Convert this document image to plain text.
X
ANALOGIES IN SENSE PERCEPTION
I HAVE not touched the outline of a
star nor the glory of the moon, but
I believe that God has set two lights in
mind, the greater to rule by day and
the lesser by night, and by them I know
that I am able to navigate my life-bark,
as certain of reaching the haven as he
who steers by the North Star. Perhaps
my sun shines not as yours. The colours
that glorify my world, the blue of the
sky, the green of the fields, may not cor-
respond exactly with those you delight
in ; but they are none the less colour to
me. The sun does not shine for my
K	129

--

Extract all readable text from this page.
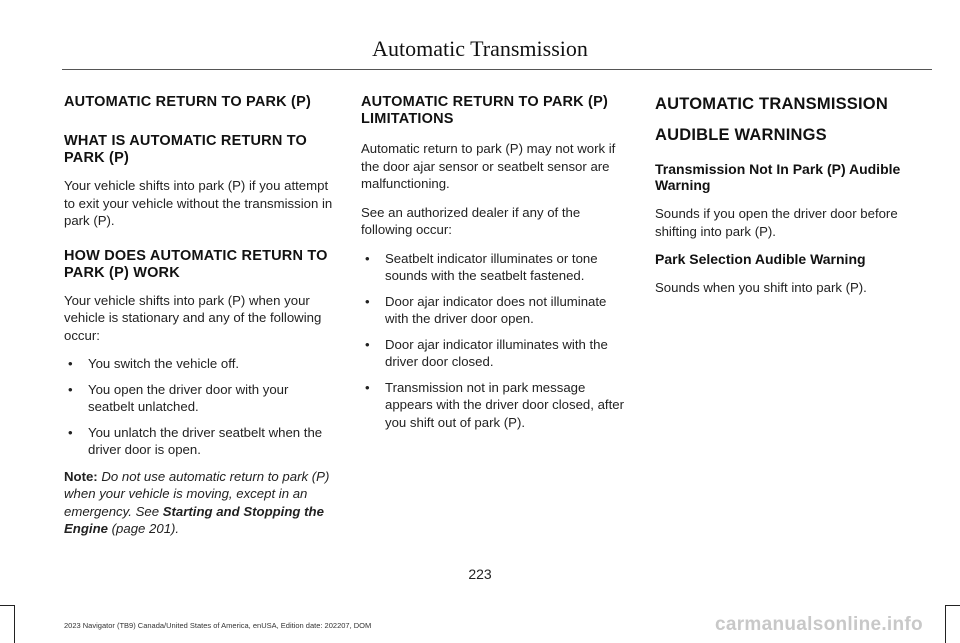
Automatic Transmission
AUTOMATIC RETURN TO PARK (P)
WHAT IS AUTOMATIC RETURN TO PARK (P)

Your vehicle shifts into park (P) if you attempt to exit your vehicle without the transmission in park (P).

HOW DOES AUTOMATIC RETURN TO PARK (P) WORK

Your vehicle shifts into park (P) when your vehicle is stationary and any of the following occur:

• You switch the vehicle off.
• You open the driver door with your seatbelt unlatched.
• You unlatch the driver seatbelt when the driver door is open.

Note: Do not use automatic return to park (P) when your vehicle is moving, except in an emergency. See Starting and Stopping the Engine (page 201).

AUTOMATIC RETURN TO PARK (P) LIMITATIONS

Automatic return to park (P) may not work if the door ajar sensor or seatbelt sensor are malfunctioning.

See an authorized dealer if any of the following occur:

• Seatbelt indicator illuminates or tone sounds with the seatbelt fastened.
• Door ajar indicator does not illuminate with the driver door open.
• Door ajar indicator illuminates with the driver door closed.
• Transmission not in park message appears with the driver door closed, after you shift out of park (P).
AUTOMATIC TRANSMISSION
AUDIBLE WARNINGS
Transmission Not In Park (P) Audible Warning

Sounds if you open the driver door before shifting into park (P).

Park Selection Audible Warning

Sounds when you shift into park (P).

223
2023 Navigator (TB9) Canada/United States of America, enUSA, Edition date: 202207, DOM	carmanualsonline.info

## [The exercise]
Look through the entries above and report each line where the string "this" occurs.

## [Exercise result]
Convert this document image to plain text.
Extract all readable text from this page.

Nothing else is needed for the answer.